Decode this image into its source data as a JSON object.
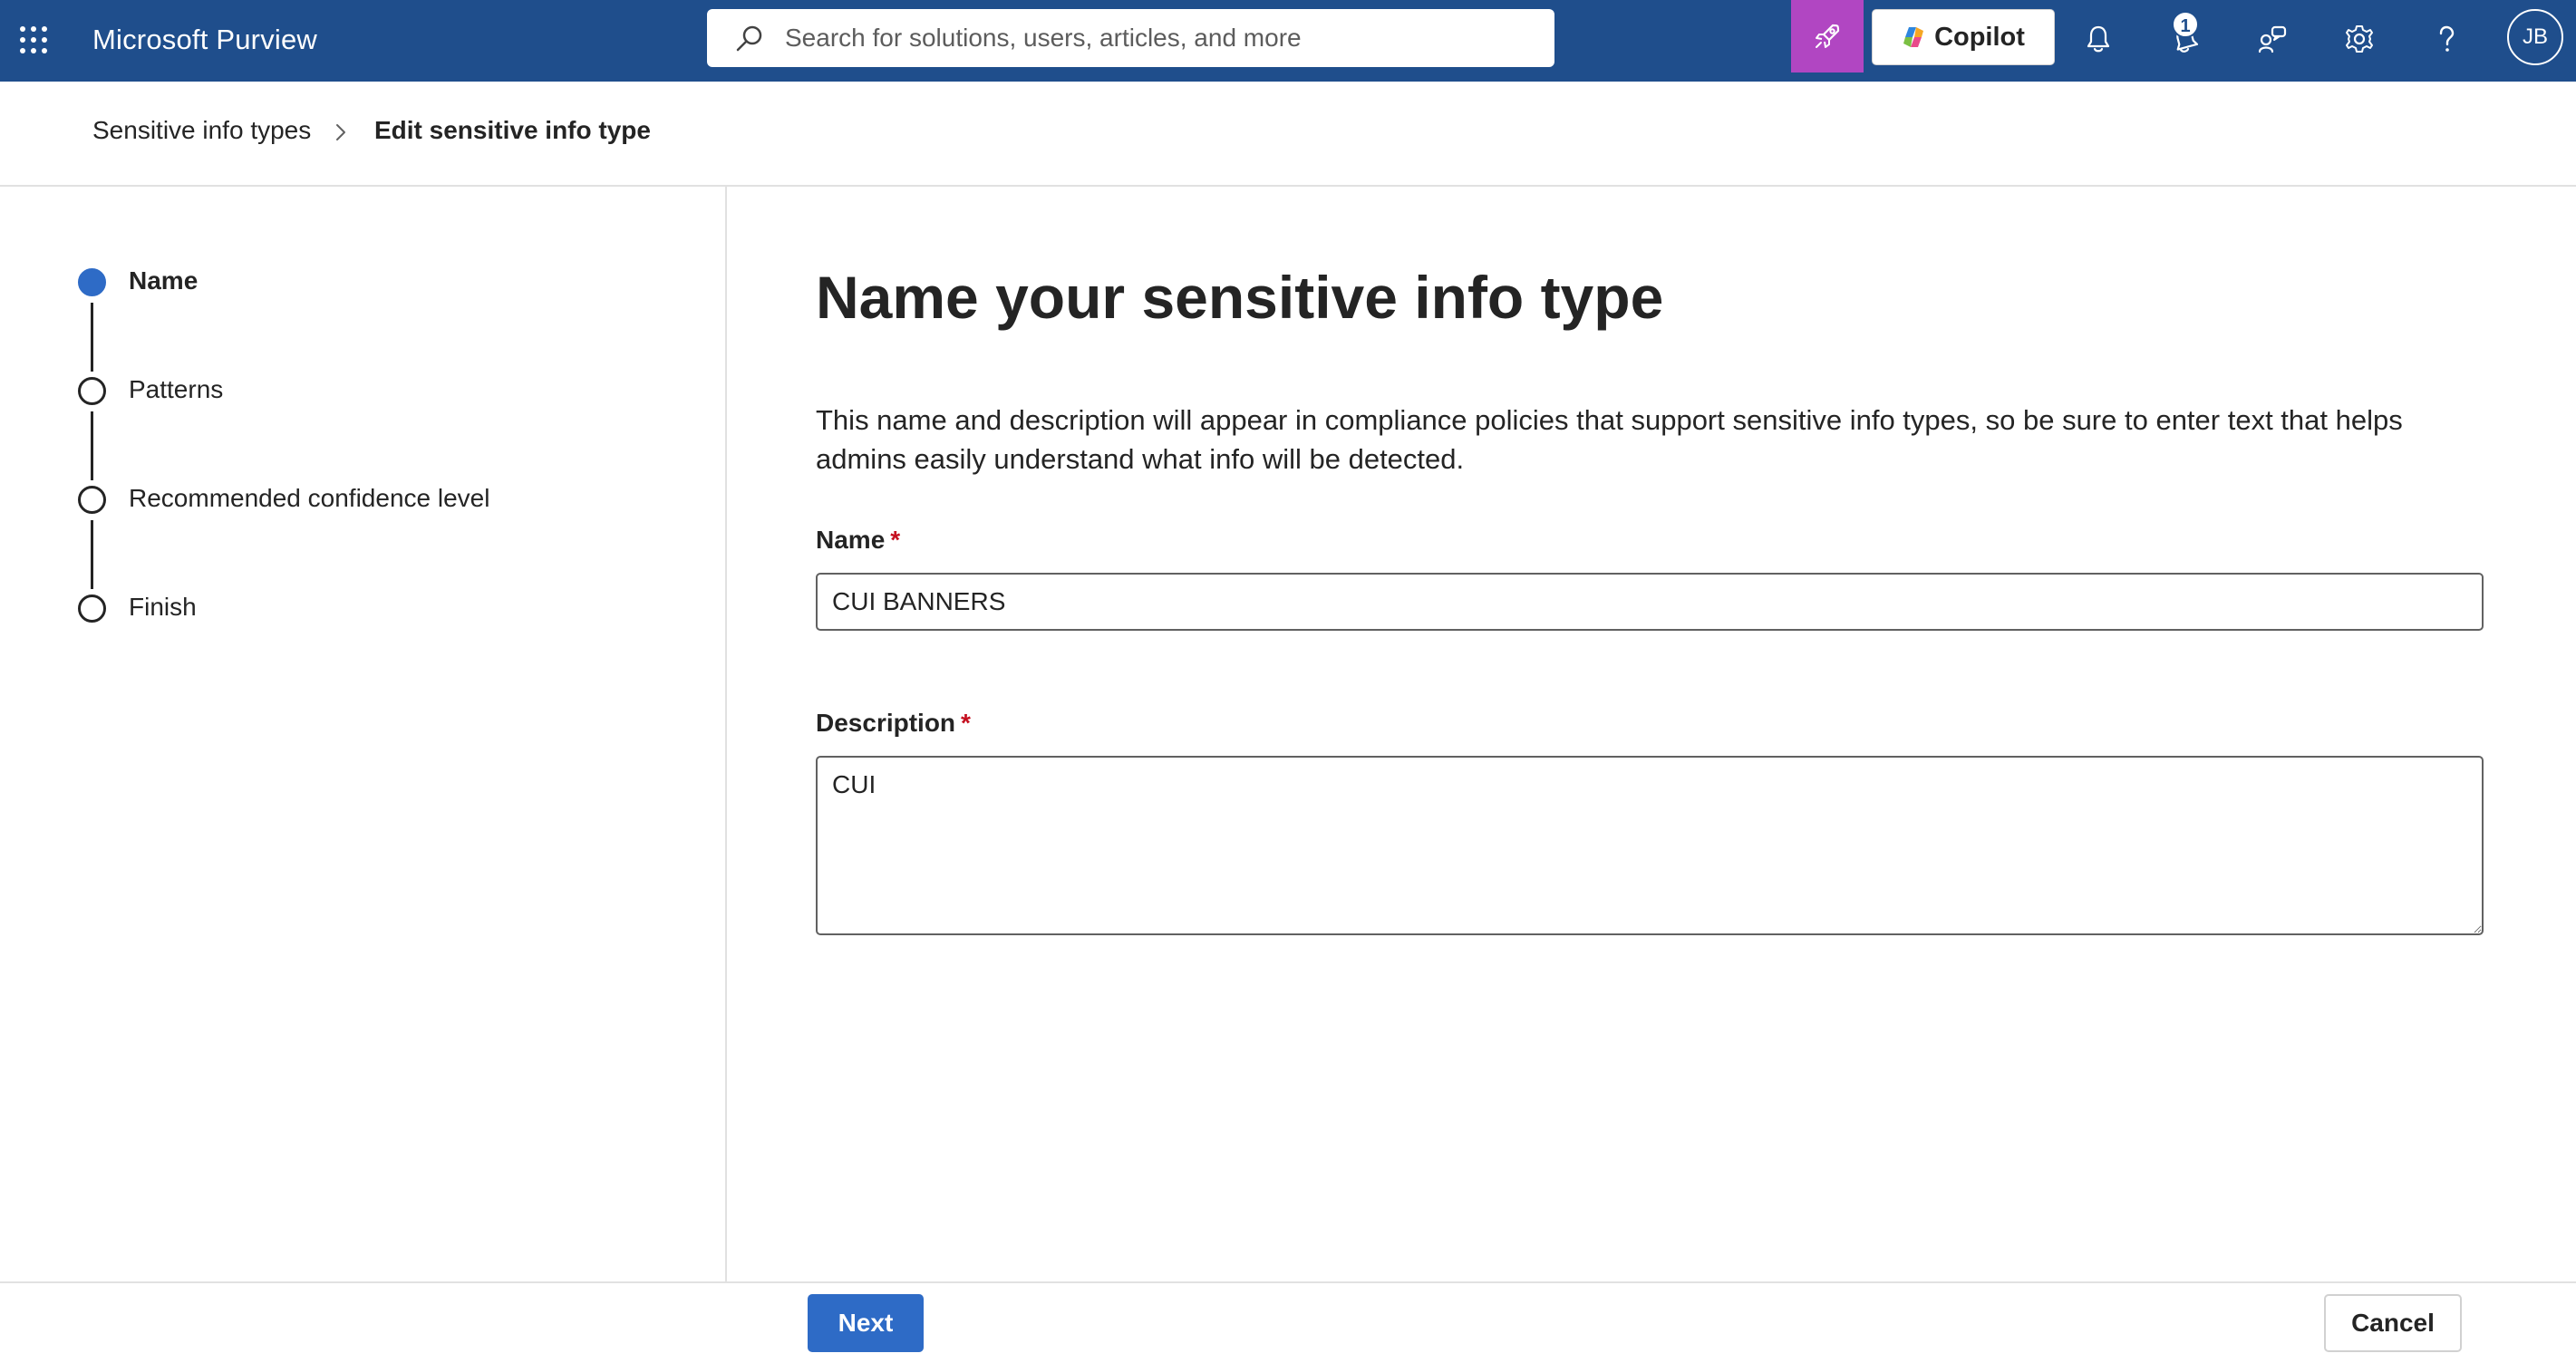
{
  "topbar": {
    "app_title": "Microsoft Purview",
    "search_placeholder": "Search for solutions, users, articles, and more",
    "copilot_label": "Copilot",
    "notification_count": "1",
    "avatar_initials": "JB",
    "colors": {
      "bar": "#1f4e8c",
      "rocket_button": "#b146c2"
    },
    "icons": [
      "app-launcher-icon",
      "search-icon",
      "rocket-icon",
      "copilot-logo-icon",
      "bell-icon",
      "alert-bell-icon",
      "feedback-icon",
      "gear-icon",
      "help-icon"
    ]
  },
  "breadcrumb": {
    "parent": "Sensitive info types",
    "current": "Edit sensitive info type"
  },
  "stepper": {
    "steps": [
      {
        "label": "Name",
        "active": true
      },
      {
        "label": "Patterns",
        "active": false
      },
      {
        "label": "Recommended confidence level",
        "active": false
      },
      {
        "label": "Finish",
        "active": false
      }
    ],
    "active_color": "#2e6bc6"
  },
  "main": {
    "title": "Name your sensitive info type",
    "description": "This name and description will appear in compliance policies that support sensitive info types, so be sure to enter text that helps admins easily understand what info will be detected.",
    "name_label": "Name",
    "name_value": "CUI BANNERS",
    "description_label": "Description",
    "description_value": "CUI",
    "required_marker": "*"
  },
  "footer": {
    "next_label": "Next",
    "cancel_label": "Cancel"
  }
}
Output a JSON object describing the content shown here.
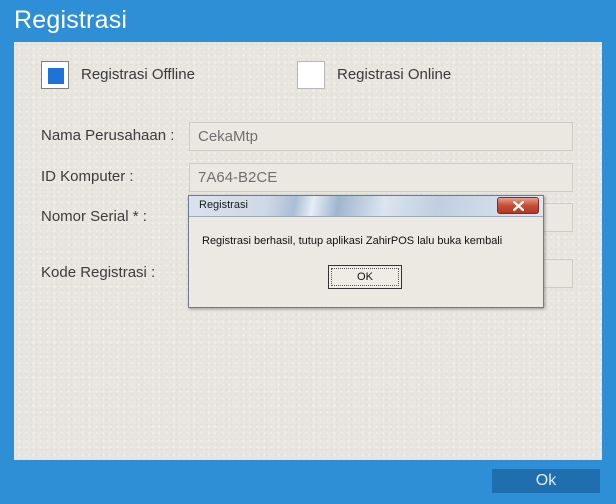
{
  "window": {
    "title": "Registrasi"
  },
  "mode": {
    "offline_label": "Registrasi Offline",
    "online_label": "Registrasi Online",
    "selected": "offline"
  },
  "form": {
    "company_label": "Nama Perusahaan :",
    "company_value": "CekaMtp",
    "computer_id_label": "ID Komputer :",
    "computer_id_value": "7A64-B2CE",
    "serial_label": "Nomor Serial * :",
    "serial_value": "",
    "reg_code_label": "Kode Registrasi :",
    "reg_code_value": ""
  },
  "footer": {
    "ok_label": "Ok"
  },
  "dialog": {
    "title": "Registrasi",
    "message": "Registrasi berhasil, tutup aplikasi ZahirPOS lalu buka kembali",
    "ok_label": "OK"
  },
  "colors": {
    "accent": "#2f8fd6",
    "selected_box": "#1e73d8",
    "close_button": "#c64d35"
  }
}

··········

* _Job_
Copy every single line of the material above that holds "Registrasi".

* _Task output_
    "title": "Registrasi"
    "offline_label": "Registrasi Offline",
    "online_label": "Registrasi Online",
    "reg_code_label": "Kode Registrasi :",
    "title": "Registrasi",
    "message": "Registrasi berhasil, tutup aplikasi ZahirPOS lalu buka kembali",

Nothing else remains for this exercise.